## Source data
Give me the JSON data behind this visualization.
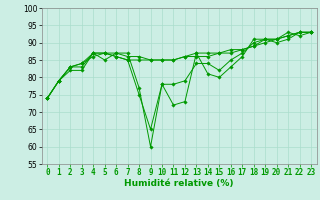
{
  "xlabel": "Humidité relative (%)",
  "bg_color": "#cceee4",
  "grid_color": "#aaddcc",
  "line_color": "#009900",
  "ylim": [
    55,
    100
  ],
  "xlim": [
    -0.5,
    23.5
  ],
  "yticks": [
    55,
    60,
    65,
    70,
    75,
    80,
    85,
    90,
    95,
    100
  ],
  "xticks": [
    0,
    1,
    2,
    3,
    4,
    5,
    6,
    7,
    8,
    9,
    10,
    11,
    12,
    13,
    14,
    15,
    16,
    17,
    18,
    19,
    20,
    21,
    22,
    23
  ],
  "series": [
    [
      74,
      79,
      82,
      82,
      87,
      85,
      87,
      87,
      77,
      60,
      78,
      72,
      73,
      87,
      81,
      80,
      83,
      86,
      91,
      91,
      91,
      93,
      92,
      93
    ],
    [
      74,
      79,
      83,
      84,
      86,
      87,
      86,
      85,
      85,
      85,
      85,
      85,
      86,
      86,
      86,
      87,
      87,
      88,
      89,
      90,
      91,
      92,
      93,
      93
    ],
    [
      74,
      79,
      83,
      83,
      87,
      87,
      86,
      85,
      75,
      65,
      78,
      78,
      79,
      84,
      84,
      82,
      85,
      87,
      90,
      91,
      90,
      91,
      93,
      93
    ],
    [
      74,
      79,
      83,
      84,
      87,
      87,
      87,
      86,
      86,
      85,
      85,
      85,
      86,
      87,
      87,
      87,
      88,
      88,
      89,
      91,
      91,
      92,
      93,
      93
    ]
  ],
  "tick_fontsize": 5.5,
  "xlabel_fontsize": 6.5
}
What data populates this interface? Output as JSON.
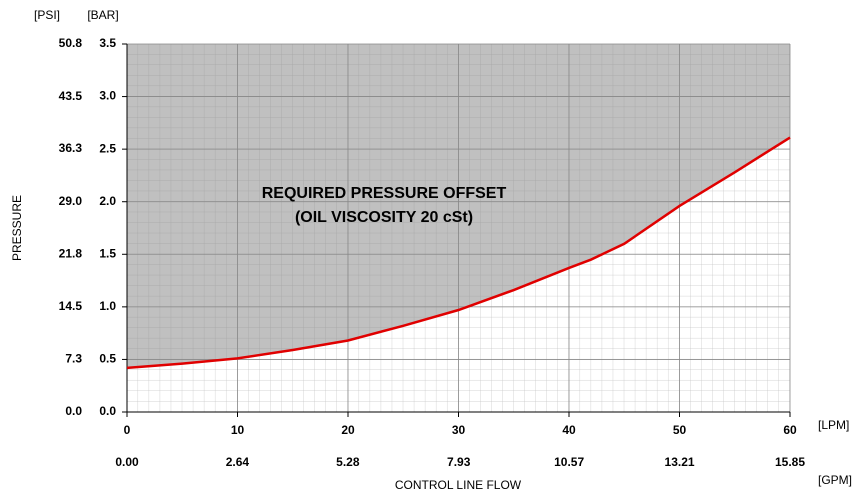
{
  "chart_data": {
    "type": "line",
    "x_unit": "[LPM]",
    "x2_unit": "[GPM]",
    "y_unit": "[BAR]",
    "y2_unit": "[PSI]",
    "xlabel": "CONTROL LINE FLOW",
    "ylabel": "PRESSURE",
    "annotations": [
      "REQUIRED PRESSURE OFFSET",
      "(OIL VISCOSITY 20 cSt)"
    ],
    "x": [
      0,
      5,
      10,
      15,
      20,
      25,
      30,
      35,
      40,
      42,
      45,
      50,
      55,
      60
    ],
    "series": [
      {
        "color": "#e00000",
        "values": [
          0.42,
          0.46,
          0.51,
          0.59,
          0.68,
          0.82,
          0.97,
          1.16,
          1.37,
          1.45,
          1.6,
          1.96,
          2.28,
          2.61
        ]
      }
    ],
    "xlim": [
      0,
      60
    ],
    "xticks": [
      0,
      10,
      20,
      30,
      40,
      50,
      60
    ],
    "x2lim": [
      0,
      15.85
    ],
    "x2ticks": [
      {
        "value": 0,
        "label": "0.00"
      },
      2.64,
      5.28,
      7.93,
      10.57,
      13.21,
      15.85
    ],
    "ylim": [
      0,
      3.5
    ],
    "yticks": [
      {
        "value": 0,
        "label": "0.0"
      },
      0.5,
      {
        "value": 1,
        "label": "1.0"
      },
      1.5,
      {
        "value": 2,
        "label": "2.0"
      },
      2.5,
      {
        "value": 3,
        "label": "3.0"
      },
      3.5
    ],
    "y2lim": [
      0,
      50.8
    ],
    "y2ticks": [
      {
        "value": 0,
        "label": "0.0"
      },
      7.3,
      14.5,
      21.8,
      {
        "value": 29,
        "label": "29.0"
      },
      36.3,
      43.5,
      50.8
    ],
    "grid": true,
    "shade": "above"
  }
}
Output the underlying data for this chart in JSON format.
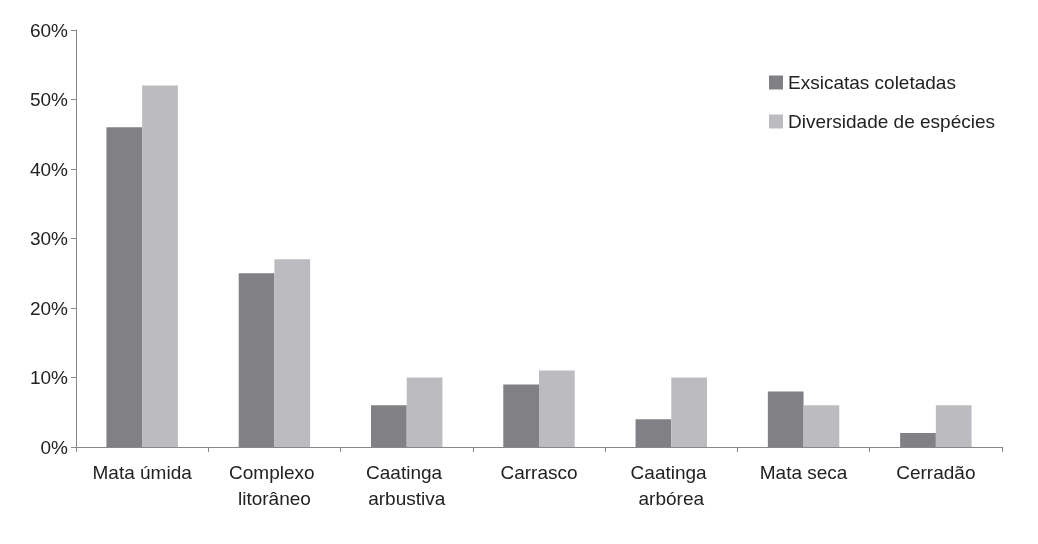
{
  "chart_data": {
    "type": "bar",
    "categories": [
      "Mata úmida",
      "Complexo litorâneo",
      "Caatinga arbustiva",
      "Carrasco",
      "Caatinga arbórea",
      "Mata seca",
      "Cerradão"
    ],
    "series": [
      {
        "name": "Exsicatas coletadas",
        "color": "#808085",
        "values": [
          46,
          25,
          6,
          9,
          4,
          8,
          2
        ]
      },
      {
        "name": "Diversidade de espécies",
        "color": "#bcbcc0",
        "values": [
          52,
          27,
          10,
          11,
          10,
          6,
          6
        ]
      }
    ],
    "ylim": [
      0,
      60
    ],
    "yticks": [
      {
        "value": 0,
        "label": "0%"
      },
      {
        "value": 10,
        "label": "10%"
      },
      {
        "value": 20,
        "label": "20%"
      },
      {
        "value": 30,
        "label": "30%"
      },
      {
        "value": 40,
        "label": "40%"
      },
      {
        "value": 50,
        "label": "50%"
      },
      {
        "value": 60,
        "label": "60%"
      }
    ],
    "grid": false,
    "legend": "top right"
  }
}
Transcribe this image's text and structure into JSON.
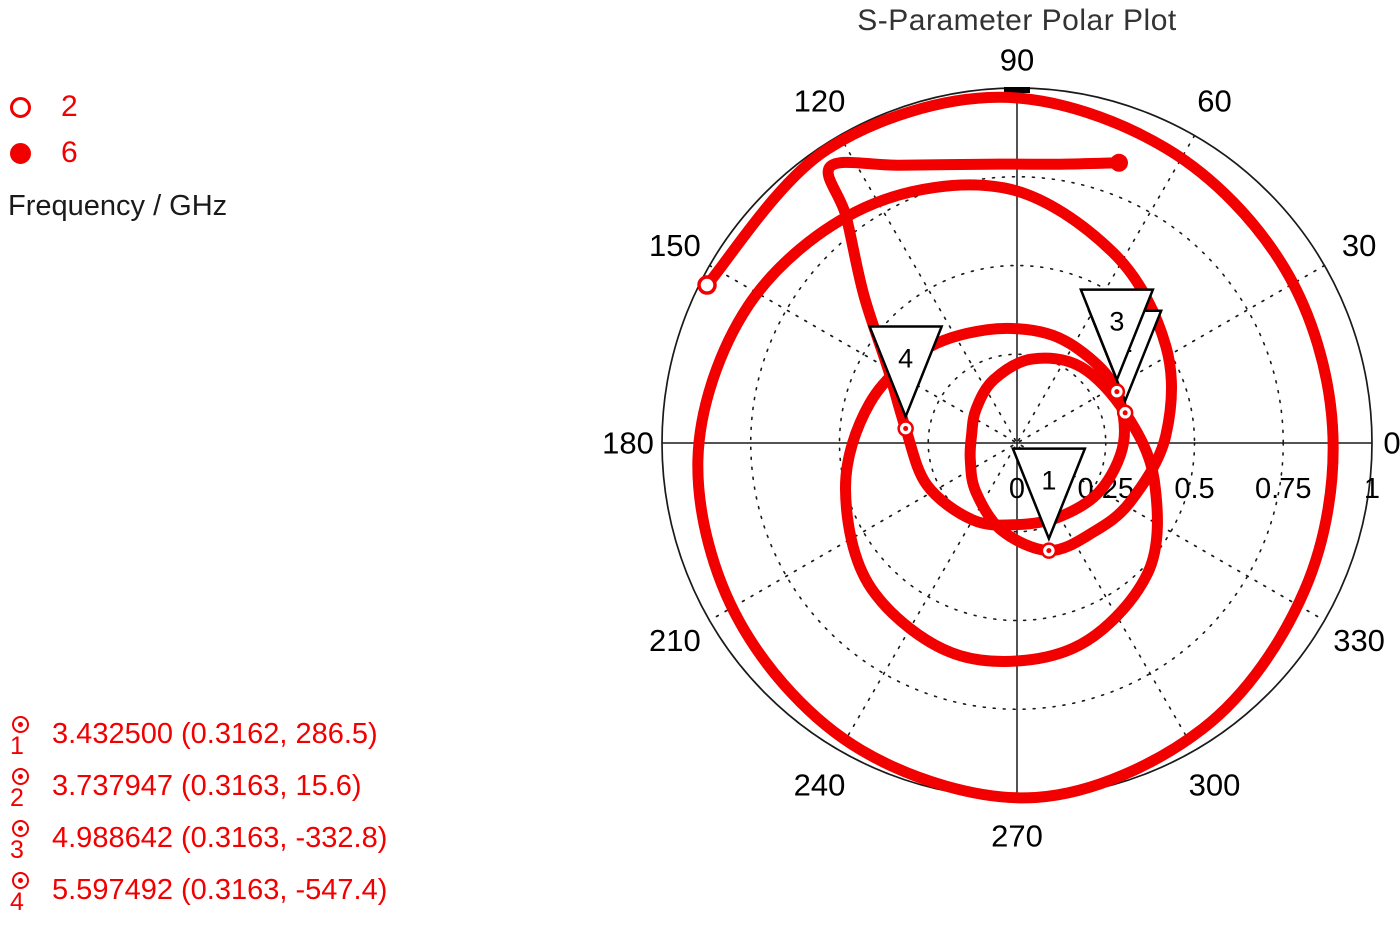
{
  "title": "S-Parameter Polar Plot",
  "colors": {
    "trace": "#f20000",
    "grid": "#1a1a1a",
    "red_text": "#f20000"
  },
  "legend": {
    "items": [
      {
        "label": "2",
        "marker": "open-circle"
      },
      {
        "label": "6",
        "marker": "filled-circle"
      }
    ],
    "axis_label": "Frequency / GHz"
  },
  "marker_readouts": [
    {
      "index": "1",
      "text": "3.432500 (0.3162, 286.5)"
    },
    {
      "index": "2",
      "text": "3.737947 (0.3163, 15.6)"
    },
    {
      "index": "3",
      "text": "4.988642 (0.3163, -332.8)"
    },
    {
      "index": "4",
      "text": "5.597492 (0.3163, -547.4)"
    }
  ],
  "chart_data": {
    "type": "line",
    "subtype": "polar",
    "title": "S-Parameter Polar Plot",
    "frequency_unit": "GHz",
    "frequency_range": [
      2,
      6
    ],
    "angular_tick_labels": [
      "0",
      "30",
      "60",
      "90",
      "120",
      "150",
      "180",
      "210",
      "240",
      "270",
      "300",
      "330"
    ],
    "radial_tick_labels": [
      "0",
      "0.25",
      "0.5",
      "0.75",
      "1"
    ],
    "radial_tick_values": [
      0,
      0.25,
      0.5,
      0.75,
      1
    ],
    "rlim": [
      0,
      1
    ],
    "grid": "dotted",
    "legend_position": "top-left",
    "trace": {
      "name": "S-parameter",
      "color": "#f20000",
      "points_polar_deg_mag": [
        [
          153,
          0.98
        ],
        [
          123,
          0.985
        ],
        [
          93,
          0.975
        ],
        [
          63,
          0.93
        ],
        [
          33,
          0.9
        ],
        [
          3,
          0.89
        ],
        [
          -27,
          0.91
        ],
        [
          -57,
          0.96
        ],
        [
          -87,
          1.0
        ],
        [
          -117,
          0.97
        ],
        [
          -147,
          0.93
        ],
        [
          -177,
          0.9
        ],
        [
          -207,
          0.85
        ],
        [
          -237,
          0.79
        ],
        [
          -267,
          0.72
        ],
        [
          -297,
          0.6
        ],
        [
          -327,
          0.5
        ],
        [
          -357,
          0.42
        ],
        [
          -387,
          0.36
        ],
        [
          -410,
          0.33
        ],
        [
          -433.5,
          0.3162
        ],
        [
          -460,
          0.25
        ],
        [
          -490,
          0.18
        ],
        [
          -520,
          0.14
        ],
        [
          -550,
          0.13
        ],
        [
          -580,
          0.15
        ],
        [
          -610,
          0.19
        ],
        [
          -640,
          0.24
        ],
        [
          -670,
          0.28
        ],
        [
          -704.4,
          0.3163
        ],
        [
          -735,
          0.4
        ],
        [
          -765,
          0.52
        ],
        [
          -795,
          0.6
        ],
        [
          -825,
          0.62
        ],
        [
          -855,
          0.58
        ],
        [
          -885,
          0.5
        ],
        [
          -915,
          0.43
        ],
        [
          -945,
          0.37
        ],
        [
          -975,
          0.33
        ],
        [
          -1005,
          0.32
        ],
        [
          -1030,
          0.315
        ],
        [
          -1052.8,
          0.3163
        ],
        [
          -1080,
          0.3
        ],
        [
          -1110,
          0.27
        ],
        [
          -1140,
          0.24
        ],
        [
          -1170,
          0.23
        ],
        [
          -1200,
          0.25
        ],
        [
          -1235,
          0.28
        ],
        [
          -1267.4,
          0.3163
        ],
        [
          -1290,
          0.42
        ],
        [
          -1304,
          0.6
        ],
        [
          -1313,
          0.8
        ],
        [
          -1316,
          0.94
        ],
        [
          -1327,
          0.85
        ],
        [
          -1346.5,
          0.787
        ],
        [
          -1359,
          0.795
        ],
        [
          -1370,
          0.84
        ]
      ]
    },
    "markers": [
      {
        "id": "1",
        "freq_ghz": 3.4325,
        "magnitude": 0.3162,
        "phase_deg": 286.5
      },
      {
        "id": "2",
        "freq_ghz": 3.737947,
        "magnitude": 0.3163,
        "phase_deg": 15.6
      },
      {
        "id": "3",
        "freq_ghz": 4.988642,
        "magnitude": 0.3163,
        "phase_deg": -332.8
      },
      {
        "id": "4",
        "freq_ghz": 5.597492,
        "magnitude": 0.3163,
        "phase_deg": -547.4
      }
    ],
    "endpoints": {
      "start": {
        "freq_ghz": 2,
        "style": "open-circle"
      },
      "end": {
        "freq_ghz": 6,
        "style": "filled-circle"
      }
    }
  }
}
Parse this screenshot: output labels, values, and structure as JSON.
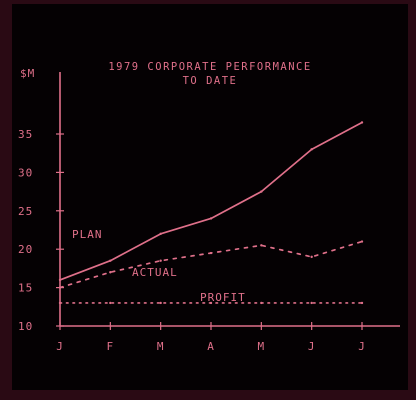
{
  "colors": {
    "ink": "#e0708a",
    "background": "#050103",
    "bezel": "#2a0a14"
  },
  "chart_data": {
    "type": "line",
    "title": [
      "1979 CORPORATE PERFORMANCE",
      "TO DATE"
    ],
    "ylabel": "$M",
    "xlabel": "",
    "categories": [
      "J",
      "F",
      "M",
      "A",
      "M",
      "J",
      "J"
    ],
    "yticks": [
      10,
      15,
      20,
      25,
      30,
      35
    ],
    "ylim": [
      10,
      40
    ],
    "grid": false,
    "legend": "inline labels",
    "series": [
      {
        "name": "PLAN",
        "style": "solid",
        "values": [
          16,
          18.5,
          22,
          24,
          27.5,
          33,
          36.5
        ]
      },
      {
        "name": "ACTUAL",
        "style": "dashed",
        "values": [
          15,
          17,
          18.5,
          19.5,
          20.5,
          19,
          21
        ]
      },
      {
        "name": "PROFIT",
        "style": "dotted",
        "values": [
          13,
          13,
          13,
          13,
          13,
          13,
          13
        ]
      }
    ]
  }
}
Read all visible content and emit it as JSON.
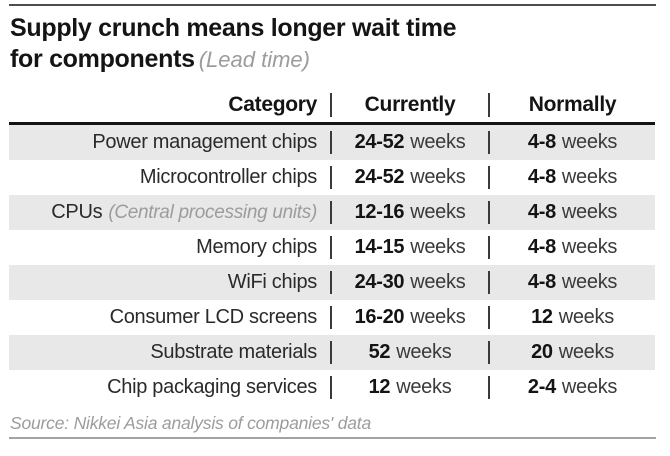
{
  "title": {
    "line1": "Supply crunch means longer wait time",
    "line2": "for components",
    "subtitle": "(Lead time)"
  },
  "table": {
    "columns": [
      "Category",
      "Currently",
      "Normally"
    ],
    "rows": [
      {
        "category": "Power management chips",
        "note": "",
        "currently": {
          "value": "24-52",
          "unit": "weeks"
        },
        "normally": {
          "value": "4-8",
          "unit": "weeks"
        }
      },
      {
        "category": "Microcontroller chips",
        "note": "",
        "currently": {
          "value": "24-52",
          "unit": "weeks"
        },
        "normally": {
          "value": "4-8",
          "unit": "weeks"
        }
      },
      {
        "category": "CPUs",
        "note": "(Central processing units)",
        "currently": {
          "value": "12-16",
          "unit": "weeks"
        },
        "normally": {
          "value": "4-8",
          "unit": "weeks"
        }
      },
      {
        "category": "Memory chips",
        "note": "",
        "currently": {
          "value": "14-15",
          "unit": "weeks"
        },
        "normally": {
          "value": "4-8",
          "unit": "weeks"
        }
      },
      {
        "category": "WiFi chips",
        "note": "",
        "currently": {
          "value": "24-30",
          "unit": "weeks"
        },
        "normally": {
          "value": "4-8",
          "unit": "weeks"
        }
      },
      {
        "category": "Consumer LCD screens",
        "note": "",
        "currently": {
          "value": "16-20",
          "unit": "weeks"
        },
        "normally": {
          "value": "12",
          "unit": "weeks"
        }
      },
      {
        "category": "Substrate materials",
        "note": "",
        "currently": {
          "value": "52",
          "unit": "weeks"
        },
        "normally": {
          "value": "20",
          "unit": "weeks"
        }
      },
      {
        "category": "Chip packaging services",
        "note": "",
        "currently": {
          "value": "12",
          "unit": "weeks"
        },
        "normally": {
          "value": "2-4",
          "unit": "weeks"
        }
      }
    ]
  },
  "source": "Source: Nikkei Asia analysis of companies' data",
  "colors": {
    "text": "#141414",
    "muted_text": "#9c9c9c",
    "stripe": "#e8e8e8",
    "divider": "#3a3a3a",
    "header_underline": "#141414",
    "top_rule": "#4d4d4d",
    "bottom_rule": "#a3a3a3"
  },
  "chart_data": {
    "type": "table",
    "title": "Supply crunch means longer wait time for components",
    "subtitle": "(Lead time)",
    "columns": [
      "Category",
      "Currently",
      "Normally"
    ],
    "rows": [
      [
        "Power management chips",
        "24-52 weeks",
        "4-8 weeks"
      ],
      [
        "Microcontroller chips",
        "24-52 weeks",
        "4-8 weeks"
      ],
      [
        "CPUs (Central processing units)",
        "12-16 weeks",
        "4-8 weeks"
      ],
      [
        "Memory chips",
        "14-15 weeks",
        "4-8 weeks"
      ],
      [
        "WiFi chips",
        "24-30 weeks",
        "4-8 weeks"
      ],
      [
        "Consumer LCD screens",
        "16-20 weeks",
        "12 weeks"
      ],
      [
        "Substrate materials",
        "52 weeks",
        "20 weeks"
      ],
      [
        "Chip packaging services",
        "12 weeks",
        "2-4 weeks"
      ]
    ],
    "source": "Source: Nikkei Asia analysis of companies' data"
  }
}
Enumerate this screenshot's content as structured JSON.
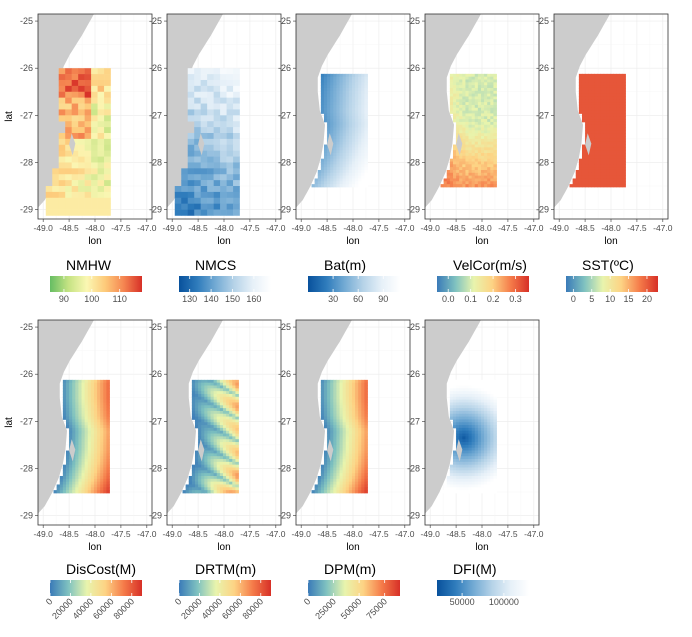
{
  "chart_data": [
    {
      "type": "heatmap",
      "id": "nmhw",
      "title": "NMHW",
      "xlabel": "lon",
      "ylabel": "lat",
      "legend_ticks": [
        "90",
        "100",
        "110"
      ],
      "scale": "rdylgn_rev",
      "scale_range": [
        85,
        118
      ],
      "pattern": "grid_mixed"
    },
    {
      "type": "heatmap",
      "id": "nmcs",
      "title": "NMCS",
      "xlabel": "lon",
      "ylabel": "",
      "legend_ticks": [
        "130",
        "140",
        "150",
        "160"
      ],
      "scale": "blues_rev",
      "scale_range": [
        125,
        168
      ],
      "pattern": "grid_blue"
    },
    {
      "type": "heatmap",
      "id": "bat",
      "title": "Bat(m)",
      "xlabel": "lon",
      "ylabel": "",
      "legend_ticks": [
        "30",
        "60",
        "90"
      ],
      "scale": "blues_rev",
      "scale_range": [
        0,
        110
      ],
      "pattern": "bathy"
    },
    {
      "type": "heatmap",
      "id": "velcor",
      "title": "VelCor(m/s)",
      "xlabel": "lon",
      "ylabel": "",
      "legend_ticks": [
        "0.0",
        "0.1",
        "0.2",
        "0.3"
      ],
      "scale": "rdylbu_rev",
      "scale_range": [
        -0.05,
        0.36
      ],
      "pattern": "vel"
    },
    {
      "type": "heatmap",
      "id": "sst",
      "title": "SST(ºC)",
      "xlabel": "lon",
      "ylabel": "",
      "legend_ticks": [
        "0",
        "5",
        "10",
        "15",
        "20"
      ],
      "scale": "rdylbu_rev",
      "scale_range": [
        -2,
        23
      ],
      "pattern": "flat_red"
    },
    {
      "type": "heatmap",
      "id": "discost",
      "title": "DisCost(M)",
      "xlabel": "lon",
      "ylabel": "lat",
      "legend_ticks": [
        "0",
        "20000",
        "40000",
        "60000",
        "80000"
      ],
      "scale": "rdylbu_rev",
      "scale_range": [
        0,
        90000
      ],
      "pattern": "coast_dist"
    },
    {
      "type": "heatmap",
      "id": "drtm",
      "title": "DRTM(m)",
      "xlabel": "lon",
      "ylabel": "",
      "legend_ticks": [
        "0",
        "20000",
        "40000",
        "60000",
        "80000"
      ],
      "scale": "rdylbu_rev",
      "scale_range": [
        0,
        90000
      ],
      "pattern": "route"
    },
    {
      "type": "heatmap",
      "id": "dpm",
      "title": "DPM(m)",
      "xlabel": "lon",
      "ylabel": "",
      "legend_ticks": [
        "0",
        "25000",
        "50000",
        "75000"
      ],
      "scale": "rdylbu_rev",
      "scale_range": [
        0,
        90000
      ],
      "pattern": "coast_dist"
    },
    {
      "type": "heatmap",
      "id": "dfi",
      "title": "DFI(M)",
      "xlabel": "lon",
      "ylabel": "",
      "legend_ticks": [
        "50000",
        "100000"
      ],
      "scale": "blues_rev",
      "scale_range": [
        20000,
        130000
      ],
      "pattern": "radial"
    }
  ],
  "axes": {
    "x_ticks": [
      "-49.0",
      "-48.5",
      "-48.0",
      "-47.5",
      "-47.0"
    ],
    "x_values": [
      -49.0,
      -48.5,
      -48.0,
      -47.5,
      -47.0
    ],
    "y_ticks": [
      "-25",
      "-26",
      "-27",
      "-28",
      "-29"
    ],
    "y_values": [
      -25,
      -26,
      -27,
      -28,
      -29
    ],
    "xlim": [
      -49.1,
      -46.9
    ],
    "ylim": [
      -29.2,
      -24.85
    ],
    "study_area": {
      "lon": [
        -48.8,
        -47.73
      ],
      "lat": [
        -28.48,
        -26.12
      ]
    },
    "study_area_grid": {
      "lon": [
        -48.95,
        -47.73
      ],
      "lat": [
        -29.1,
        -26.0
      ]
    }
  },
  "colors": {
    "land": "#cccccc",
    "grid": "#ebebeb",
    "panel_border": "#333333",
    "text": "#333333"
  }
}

## Exercise instructions
Select, from the listing, all lines that include the word "longer".

## Response for this exercise
    "line1": "Supply crunch means longer wait time",
    "title": "Supply crunch means longer wait time for components",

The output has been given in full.